====== INFORMATION SHOWN

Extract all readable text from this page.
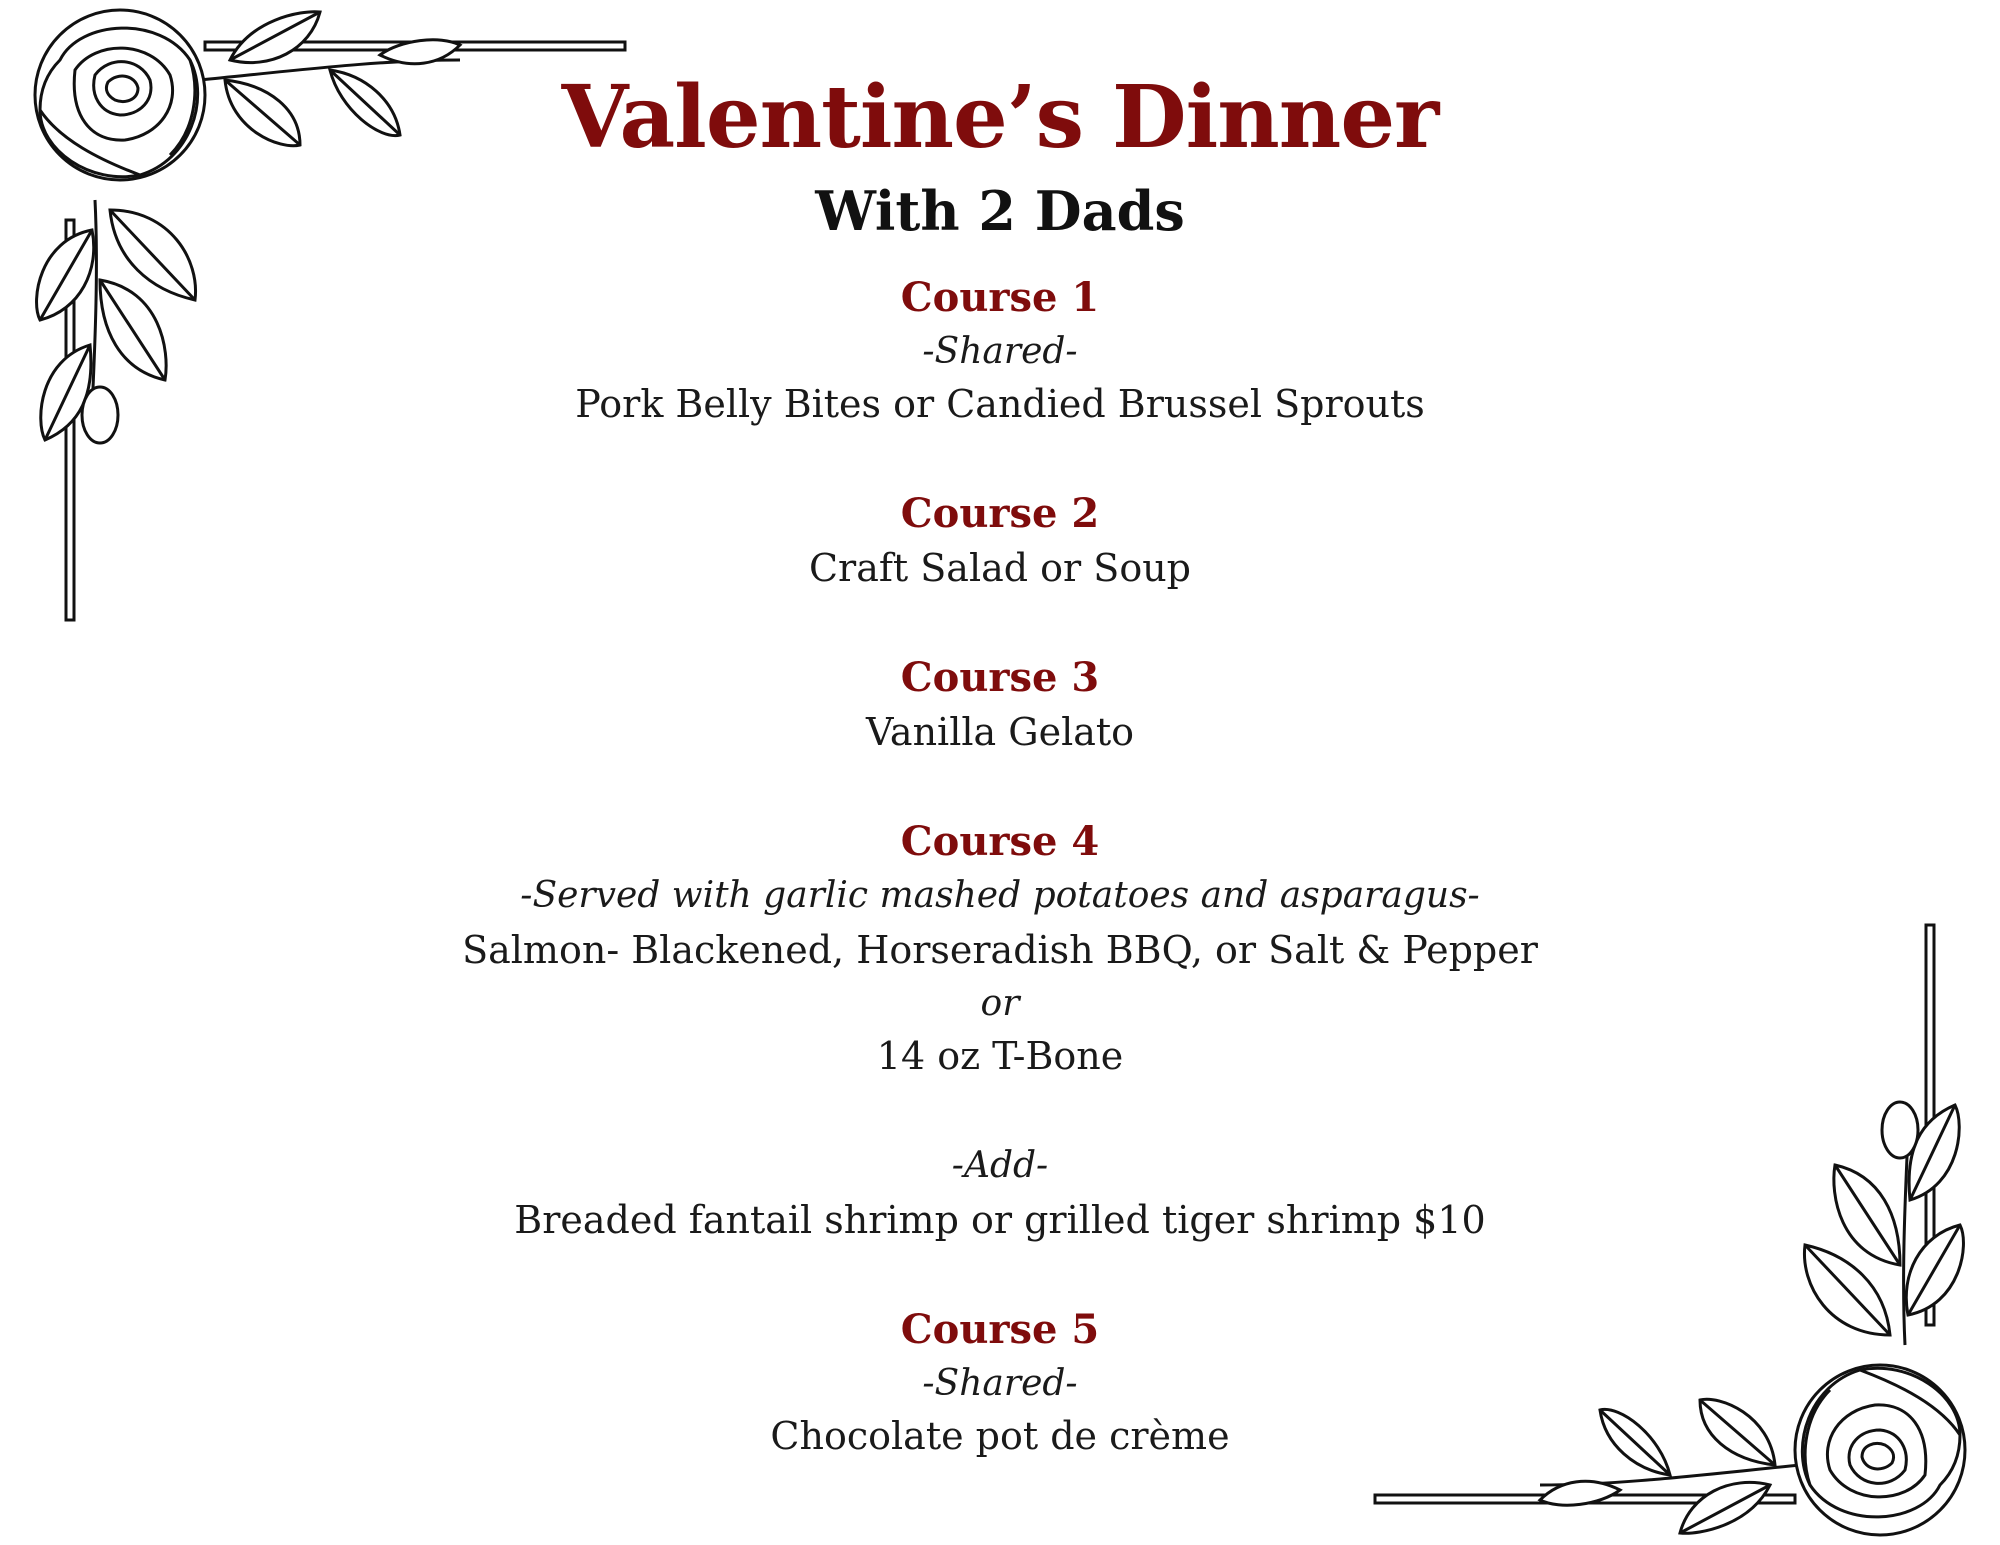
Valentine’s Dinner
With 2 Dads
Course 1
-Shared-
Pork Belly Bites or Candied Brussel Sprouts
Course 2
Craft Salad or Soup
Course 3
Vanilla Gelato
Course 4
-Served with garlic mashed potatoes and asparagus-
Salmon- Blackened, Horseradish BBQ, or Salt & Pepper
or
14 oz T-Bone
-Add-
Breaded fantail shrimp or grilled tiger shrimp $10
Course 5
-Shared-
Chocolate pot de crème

============
====== INFORMATION SHOWN

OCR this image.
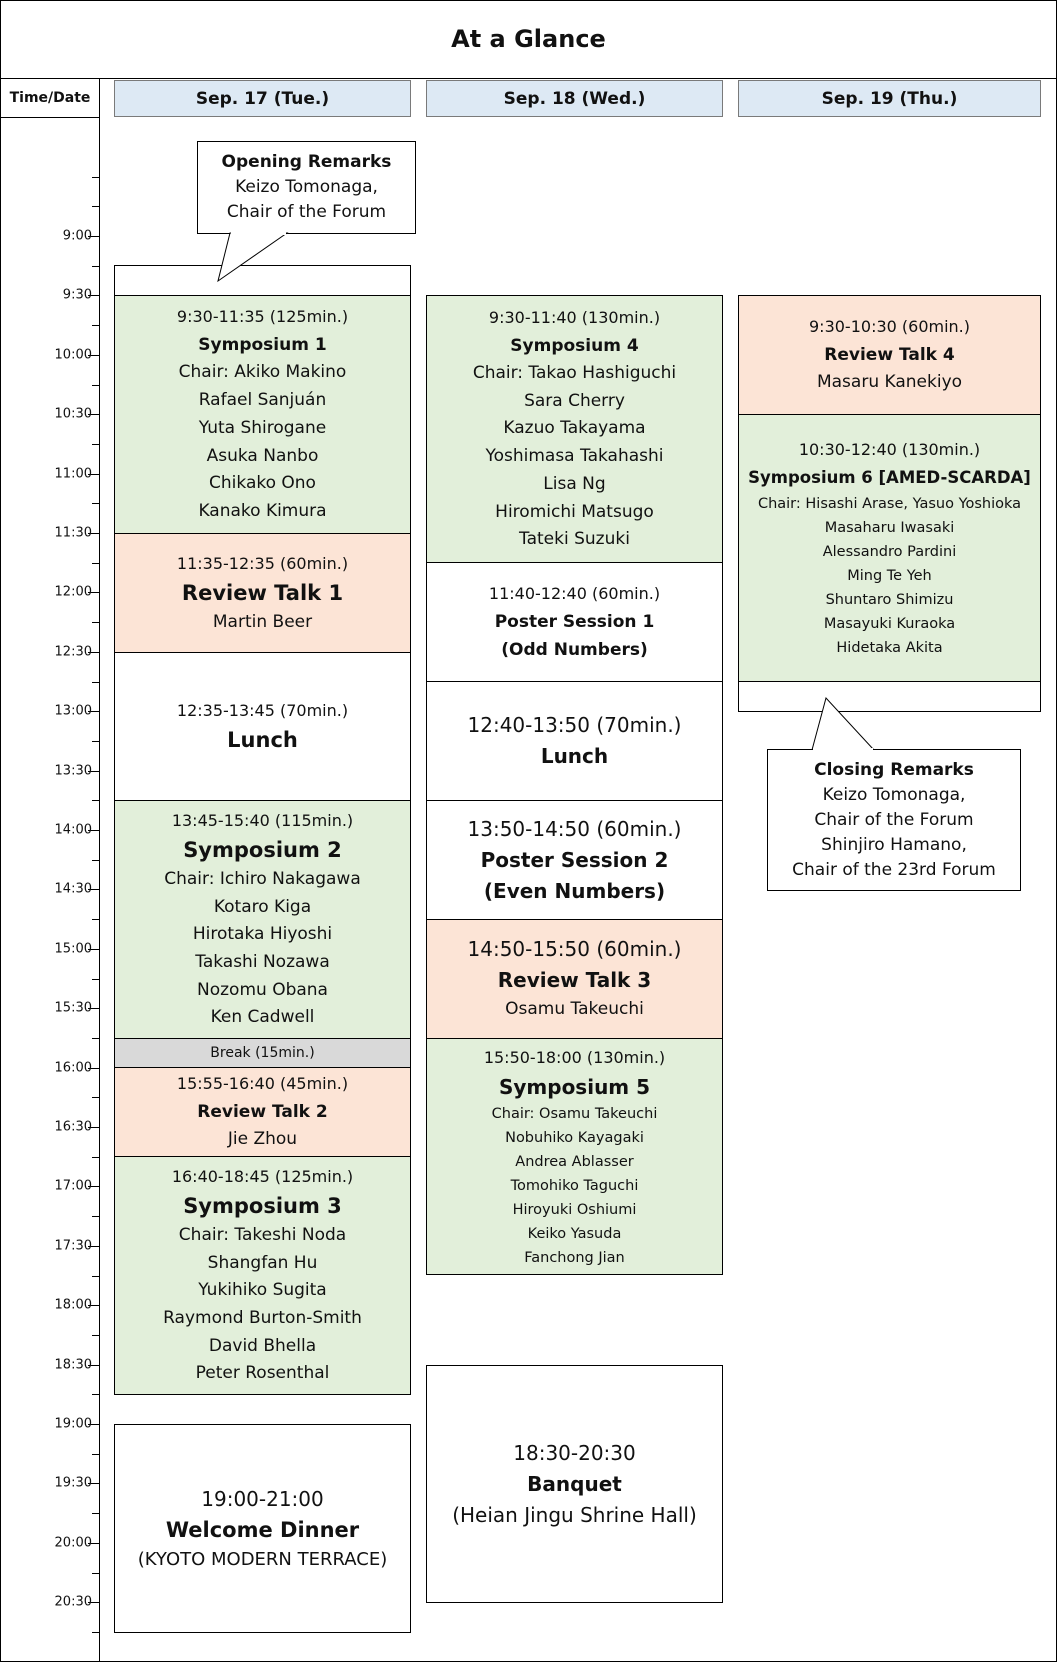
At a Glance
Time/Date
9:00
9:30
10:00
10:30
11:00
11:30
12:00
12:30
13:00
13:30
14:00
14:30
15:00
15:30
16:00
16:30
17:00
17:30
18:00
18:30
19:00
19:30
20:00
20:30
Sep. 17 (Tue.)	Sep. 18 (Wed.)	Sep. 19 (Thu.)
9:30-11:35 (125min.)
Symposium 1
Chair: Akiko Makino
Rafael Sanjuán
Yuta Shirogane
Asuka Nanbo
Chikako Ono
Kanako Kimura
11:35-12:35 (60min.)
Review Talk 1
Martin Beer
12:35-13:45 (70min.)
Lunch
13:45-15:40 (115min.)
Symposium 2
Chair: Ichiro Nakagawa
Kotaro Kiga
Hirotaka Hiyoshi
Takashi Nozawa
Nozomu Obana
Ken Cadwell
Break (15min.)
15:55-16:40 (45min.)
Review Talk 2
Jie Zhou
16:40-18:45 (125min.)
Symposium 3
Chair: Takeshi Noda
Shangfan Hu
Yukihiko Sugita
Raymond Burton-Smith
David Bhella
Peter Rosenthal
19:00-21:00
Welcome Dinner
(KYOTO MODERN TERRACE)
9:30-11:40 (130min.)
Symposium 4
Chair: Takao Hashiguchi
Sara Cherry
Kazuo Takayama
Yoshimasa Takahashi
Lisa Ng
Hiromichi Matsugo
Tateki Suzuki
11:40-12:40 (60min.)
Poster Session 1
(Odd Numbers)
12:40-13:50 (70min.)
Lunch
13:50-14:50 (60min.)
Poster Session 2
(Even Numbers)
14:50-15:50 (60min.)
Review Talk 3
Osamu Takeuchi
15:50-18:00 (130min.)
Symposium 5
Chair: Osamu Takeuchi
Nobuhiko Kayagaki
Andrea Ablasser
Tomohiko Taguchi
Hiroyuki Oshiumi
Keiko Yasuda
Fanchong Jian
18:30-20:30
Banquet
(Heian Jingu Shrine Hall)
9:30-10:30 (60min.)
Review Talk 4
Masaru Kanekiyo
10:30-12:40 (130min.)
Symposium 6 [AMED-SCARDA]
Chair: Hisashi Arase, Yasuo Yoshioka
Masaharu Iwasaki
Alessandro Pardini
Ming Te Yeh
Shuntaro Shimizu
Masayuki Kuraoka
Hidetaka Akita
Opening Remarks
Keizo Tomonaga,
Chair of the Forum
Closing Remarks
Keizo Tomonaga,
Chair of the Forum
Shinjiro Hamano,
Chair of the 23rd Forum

============
====== INFORMATION SHOWN

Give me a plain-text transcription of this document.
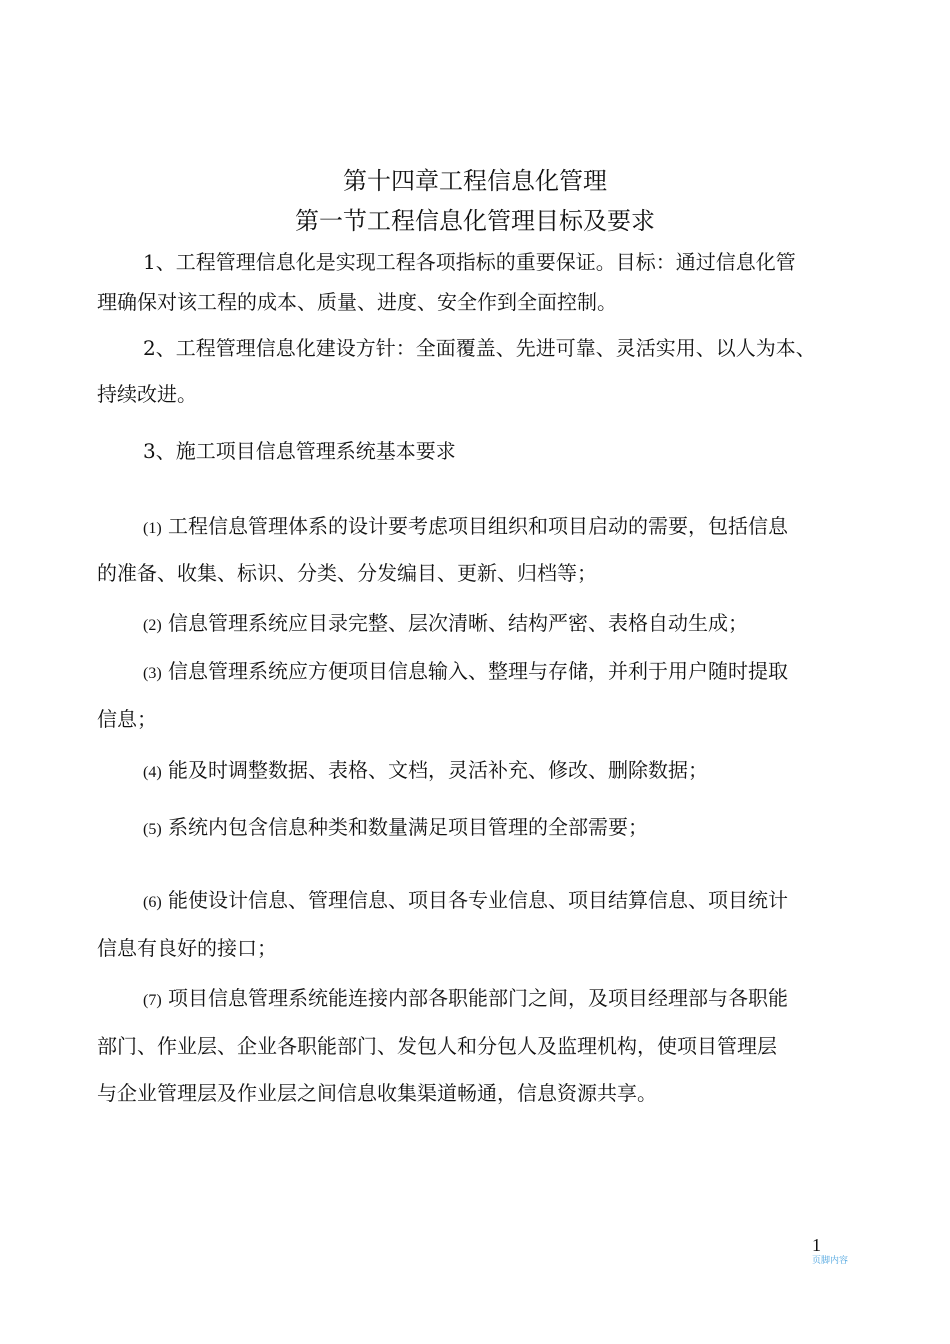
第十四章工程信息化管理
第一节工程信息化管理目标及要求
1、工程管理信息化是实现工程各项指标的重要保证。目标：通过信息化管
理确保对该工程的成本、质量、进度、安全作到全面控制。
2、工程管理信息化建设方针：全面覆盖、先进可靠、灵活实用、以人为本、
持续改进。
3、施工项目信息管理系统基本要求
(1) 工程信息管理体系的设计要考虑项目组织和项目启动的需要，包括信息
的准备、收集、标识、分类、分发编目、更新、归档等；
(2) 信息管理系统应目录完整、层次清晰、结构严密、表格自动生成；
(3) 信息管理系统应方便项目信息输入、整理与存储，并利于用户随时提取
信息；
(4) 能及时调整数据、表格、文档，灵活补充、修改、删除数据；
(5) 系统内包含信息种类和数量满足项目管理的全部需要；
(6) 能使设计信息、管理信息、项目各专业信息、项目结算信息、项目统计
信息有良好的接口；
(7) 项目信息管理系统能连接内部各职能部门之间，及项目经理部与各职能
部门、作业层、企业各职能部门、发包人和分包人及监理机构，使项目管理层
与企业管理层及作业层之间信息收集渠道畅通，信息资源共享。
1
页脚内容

============

§ INSTRUCTIONS FOR THE TASK
Report every line in the data above in which the word "Symposium" appears.

§ RESULT
Symposium 1
Symposium 2
Symposium 3
Symposium 4
Symposium 5
Symposium 6 [AMED-SCARDA]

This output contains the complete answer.